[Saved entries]
(begin)

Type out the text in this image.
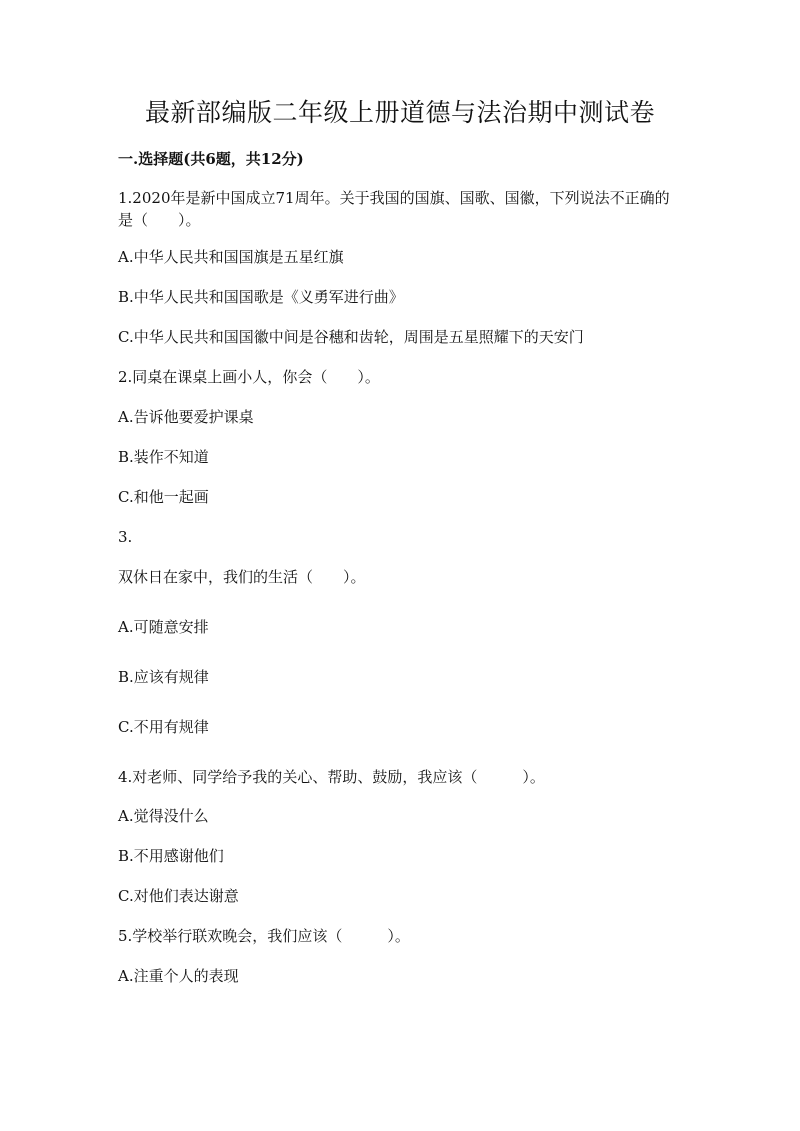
最新部编版二年级上册道德与法治期中测试卷
一.选择题(共6题，共12分)
1.2020年是新中国成立71周年。关于我国的国旗、国歌、国徽，下列说法不正确的是（　　）。
A.中华人民共和国国旗是五星红旗
B.中华人民共和国国歌是《义勇军进行曲》
C.中华人民共和国国徽中间是谷穗和齿轮，周围是五星照耀下的天安门
2.同桌在课桌上画小人，你会（　　）。
A.告诉他要爱护课桌
B.装作不知道
C.和他一起画
3.
双休日在家中，我们的生活（　　）。
A.可随意安排
B.应该有规律
C.不用有规律
4.对老师、同学给予我的关心、帮助、鼓励，我应该（　　　）。
A.觉得没什么
B.不用感谢他们
C.对他们表达谢意
5.学校举行联欢晚会，我们应该（　　　）。
A.注重个人的表现
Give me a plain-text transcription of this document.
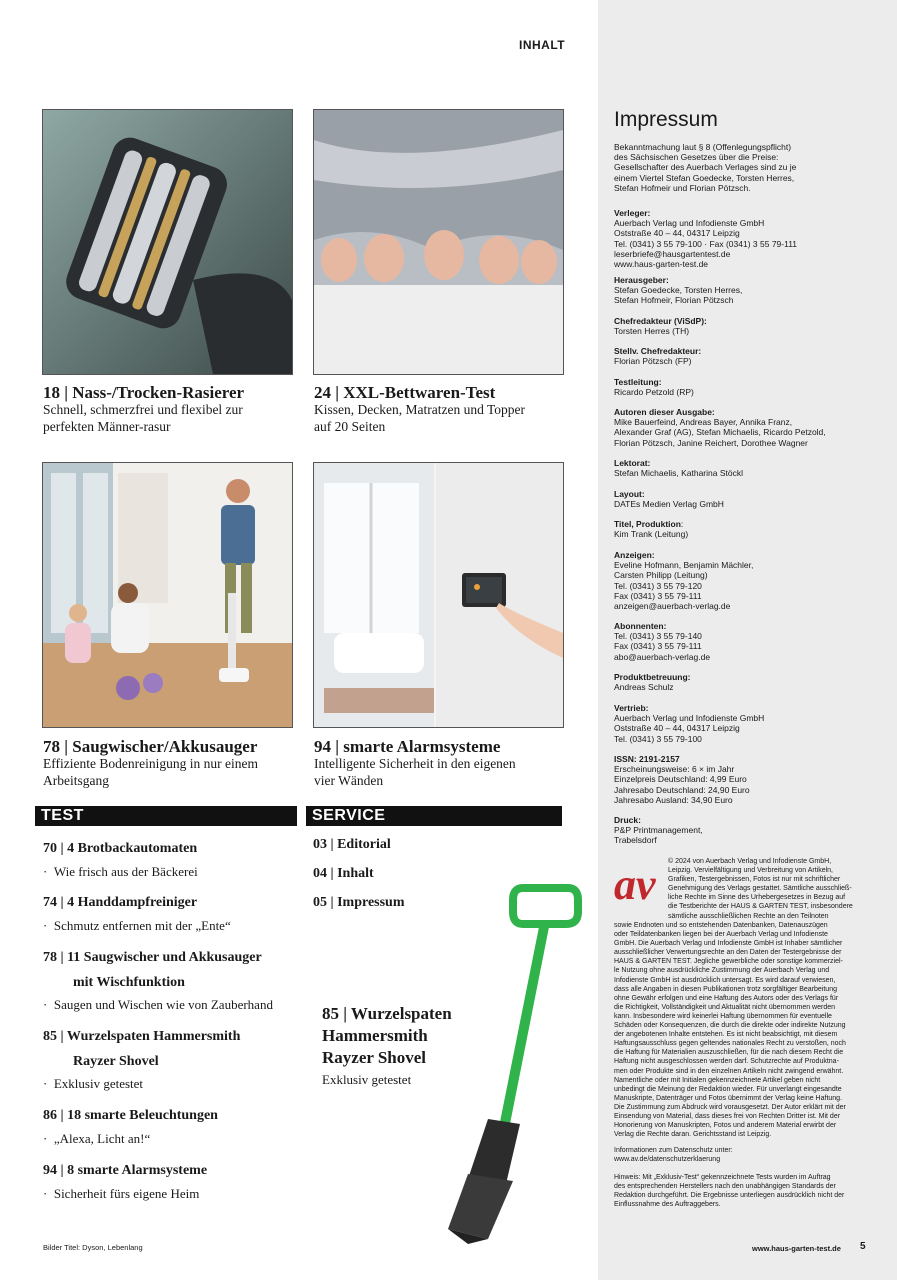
INHALT
18 | Nass-/Trocken-Rasierer
Schnell, schmerzfrei und flexibel zur
perfekten Männer-rasur
24 | XXL-Bettwaren-Test
Kissen, Decken, Matratzen und Topper
auf 20 Seiten
78 | Saugwischer/Akkusauger
Effiziente Bodenreinigung in nur einem
Arbeitsgang
94 | smarte Alarmsysteme
Intelligente Sicherheit in den eigenen
vier Wänden
TEST
70 | 4 Brotbackautomaten
·  Wie frisch aus der Bäckerei
74 | 4 Handdampfreiniger
·  Schmutz entfernen mit der „Ente“
78 | 11 Saugwischer und Akkusauger
mit Wischfunktion
·  Saugen und Wischen wie von Zauberhand
85 | Wurzelspaten Hammersmith
Rayzer Shovel
·  Exklusiv getestet
86 | 18 smarte Beleuchtungen
·  „Alexa, Licht an!“
94 | 8 smarte Alarmsysteme
·  Sicherheit fürs eigene Heim
SERVICE
03 | Editorial
04 | Inhalt
05 | Impressum
85 | Wurzelspaten
Hammersmith
Rayzer Shovel
Exklusiv getestet
Impressum
Bekanntmachung laut § 8 (Offenlegungspflicht)
des Sächsischen Gesetzes über die Preise:
Gesellschafter des Auerbach Verlages sind zu je
einem Viertel Stefan Goedecke, Torsten Herres,
Stefan Hofmeir und Florian Pötzsch.
Verleger:
Auerbach Verlag und Infodienste GmbH
Oststraße 40 – 44, 04317 Leipzig
Tel. (0341) 3 55 79-100 · Fax (0341) 3 55 79-111
leserbriefe@hausgartentest.de
www.haus-garten-test.de
Herausgeber:
Stefan Goedecke, Torsten Herres,
Stefan Hofmeir, Florian Pötzsch
Chefredakteur (ViSdP):
Torsten Herres (TH)
Stellv. Chefredakteur:
Florian Pötzsch (FP)
Testleitung:
Ricardo Petzold (RP)
Autoren dieser Ausgabe:
Mike Bauerfeind, Andreas Bayer, Annika Franz,
Alexander Graf (AG), Stefan Michaelis, Ricardo Petzold,
Florian Pötzsch, Janine Reichert, Dorothee Wagner
Lektorat:
Stefan Michaelis, Katharina Stöckl
Layout:
DATEs Medien Verlag GmbH
Titel, Produktion:
Kim Trank (Leitung)
Anzeigen:
Eveline Hofmann, Benjamin Mächler,
Carsten Philipp (Leitung)
Tel. (0341) 3 55 79-120
Fax (0341) 3 55 79-111
anzeigen@auerbach-verlag.de
Abonnenten:
Tel. (0341) 3 55 79-140
Fax (0341) 3 55 79-111
abo@auerbach-verlag.de
Produktbetreuung:
Andreas Schulz
Vertrieb:
Auerbach Verlag und Infodienste GmbH
Oststraße 40 – 44, 04317 Leipzig
Tel. (0341) 3 55 79-100
ISSN: 2191-2157
Erscheinungsweise: 6 × im Jahr
Einzelpreis Deutschland: 4,99 Euro
Jahresabo Deutschland: 24,90 Euro
Jahresabo Ausland: 34,90 Euro
Druck:
P&P Printmanagement,
Trabelsdorf
av © 2024 von Auerbach Verlag und Infodienste GmbH,
Leipzig. Vervielfältigung und Verbreitung von Artikeln,
Grafiken, Testergebnissen, Fotos ist nur mit schriftlicher
Genehmigung des Verlags gestattet. Sämtliche ausschließ-
liche Rechte im Sinne des Urhebergesetzes in Bezug auf
die Testberichte der HAUS & GARTEN TEST, insbesondere
sämtliche ausschließlichen Rechte an den Teilnoten
sowie Endnoten und so entstehenden Datenbanken, Datenauszügen
oder Teildatenbanken liegen bei der Auerbach Verlag und Infodienste
GmbH. Die Auerbach Verlag und Infodienste GmbH ist Inhaber sämtlicher
ausschließlicher Verwertungsrechte an den Daten der Testergebnisse der
HAUS & GARTEN TEST. Jegliche gewerbliche oder sonstige kommerziel-
le Nutzung ohne ausdrückliche Zustimmung der Auerbach Verlag und
Infodienste GmbH ist ausdrücklich untersagt. Es wird darauf verwiesen,
dass alle Angaben in diesen Publikationen trotz sorgfältiger Bearbeitung
ohne Gewähr erfolgen und eine Haftung des Autors oder des Verlags für
die Richtigkeit, Vollständigkeit und Aktualität nicht übernommen werden
kann. Insbesondere wird keinerlei Haftung übernommen für eventuelle
Schäden oder Konsequenzen, die durch die direkte oder indirekte Nutzung
der angebotenen Inhalte entstehen. Es ist nicht beabsichtigt, mit diesem
Haftungsausschluss gegen geltendes nationales Recht zu verstoßen, noch
die Haftung für Materialien auszuschließen, für die nach diesem Recht die
Haftung nicht ausgeschlossen werden darf. Schutzrechte auf Produktna-
men oder Produkte sind in den einzelnen Artikeln nicht zwingend erwähnt.
Namentliche oder mit Initialen gekennzeichnete Artikel geben nicht
unbedingt die Meinung der Redaktion wieder. Für unverlangt eingesandte
Manuskripte, Datenträger und Fotos übernimmt der Verlag keine Haftung.
Die Zustimmung zum Abdruck wird vorausgesetzt. Der Autor erklärt mit der
Einsendung von Material, dass dieses frei von Rechten Dritter ist. Mit der
Honorierung von Manuskripten, Fotos und anderem Material erwirbt der
Verlag die Rechte daran. Gerichtsstand ist Leipzig.
Informationen zum Datenschutz unter:
www.av.de/datenschutzerklaerung
Hinweis: Mit „Exklusiv-Test“ gekennzeichnete Tests wurden im Auftrag
des entsprechenden Herstellers nach den unabhängigen Standards der
Redaktion durchgeführt. Die Ergebnisse unterliegen ausdrücklich nicht der
Einflussnahme des Auftraggebers.
Bilder Titel: Dyson, Lebenlang	www.haus-garten-test.de 5
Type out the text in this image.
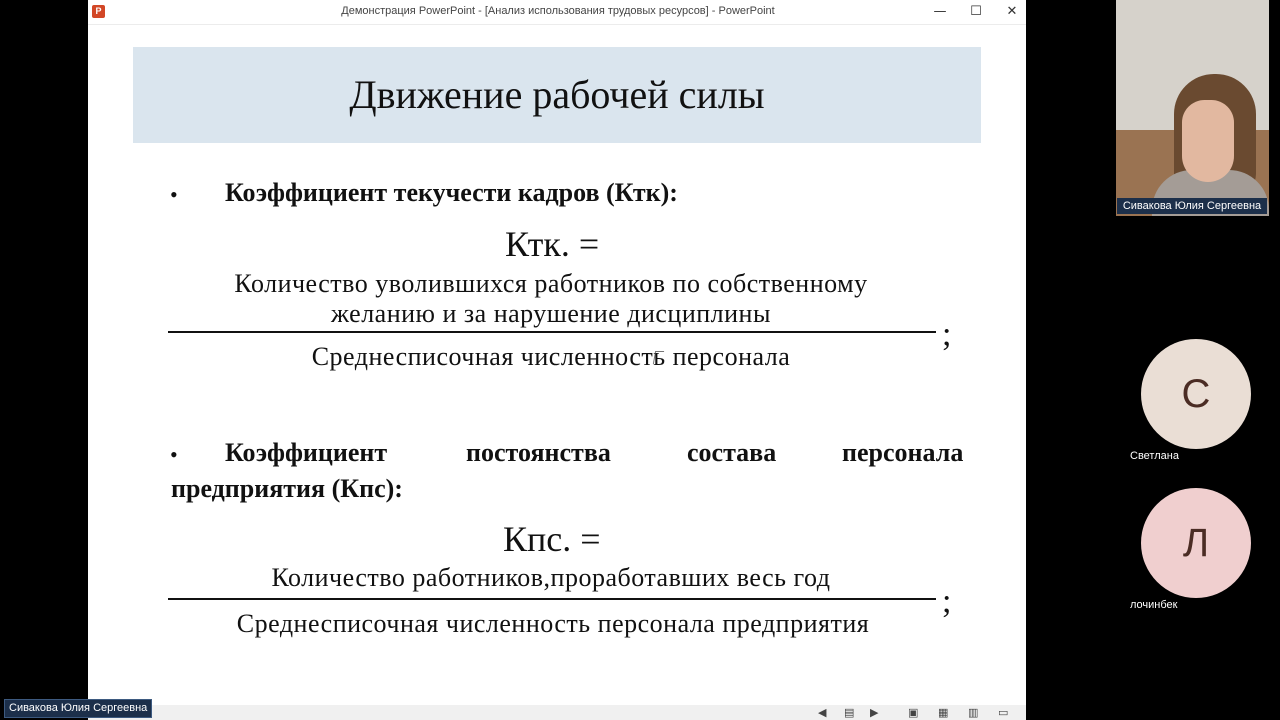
P	Демонстрация PowerPoint - [Анализ использования трудовых ресурсов] - PowerPoint	—	☐	✕
Движение рабочей силы
• Коэффициент текучести кадров (Ктк):
Ктк. =
Количество уволившихся работников по собственному
желанию и за нарушение дисциплины
;
Среднесписочная численность персонала
• Коэффициент	постоянства	состава	персонала
предприятия (Кпс):
Кпс. =
Количество работников,проработавших весь год
;
Среднесписочная численность персонала предприятия
◀ ▤ ▶	▣ ▦ ▥ ▭
Сивакова Юлия Сергеевна
С
Светлана
Л
лочинбек
Сивакова Юлия Сергеевна
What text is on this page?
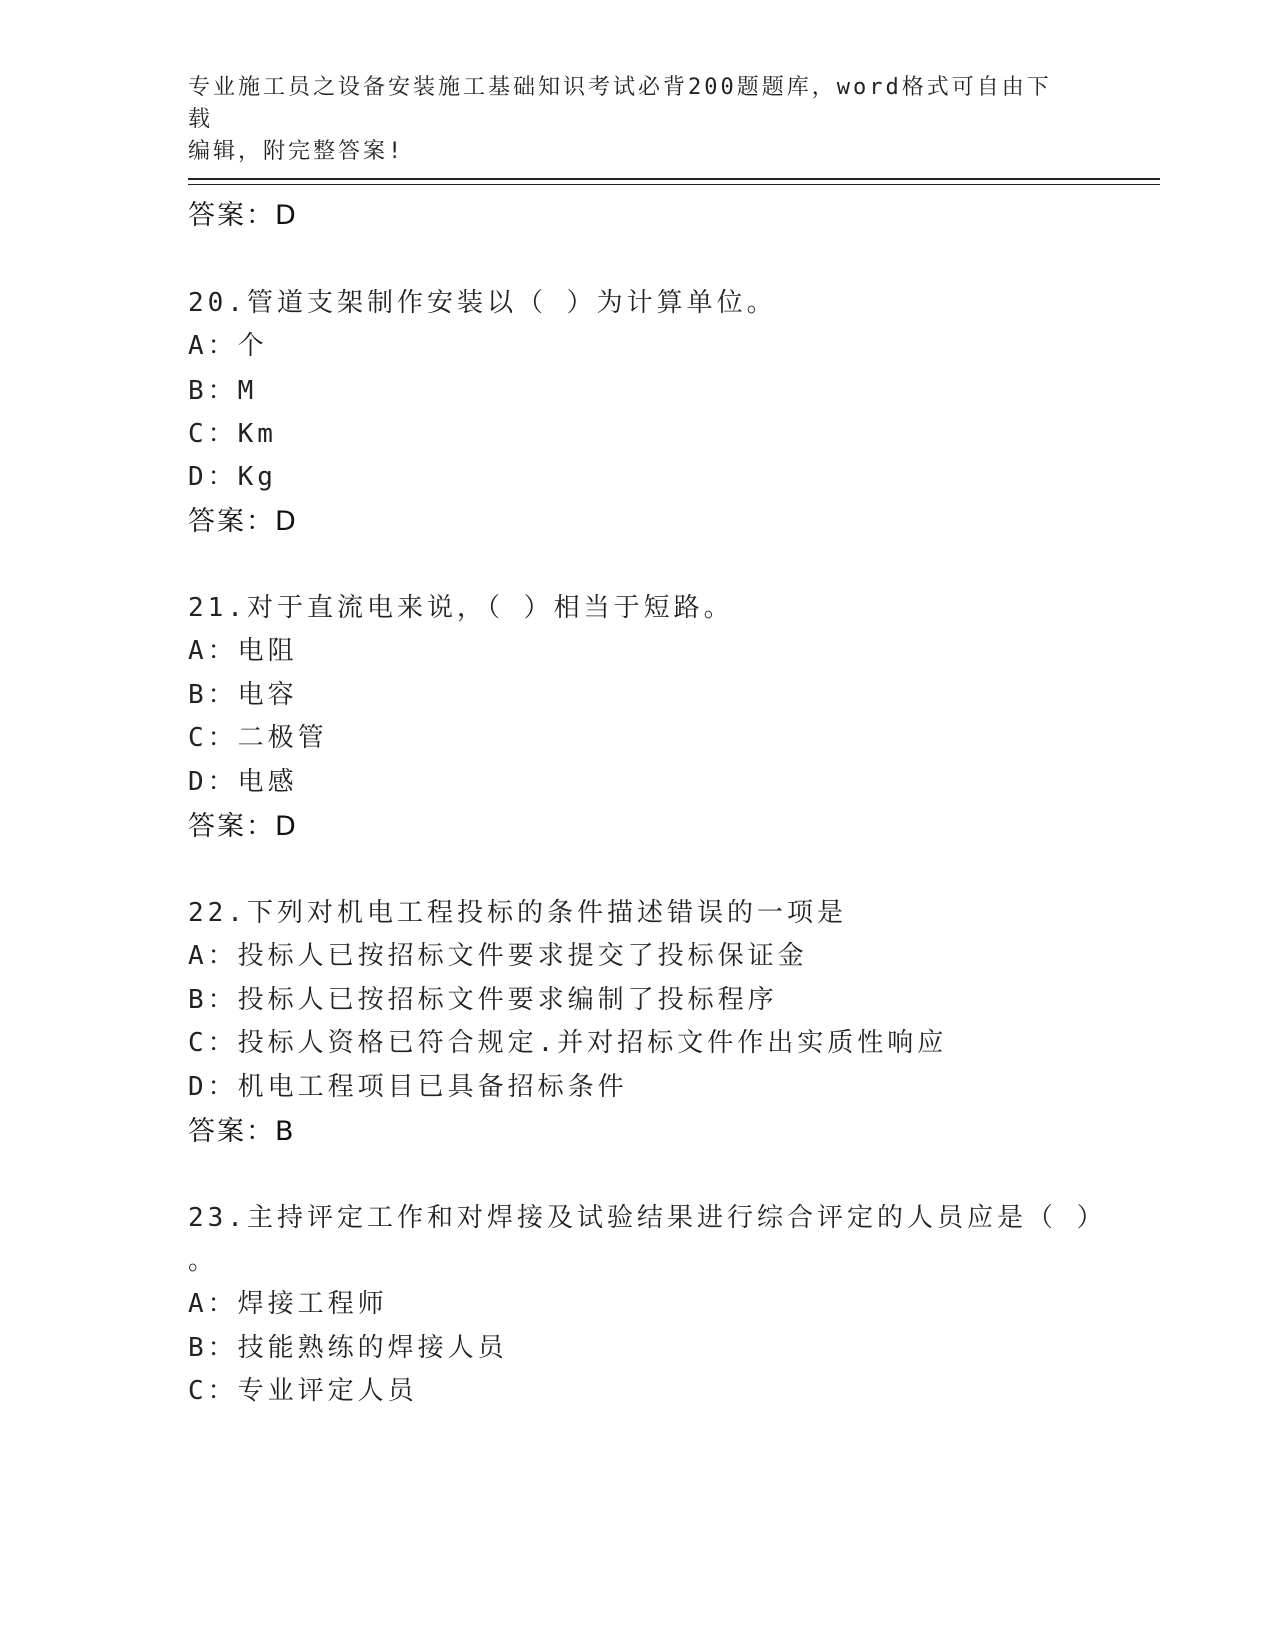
专业施工员之设备安装施工基础知识考试必背200题题库，word格式可自由下载
编辑，附完整答案!
答案：D
20.管道支架制作安装以（ ）为计算单位。
A：个
B：M
C：Km
D：Kg
答案：D
21.对于直流电来说，（ ）相当于短路。
A：电阻
B：电容
C：二极管
D：电感
答案：D
22.下列对机电工程投标的条件描述错误的一项是
A：投标人已按招标文件要求提交了投标保证金
B：投标人已按招标文件要求编制了投标程序
C：投标人资格已符合规定.并对招标文件作出实质性响应
D：机电工程项目已具备招标条件
答案：B
23.主持评定工作和对焊接及试验结果进行综合评定的人员应是（ ）
。
A：焊接工程师
B：技能熟练的焊接人员
C：专业评定人员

(end)

**Task statement**
Find every line that has "Artikeln" in it, then return those lines.

**Solution for this problem**
Leipzig. Vervielfältigung und Verbreitung von Artikeln,
men oder Produkte sind in den einzelnen Artikeln nicht zwingend erwähnt.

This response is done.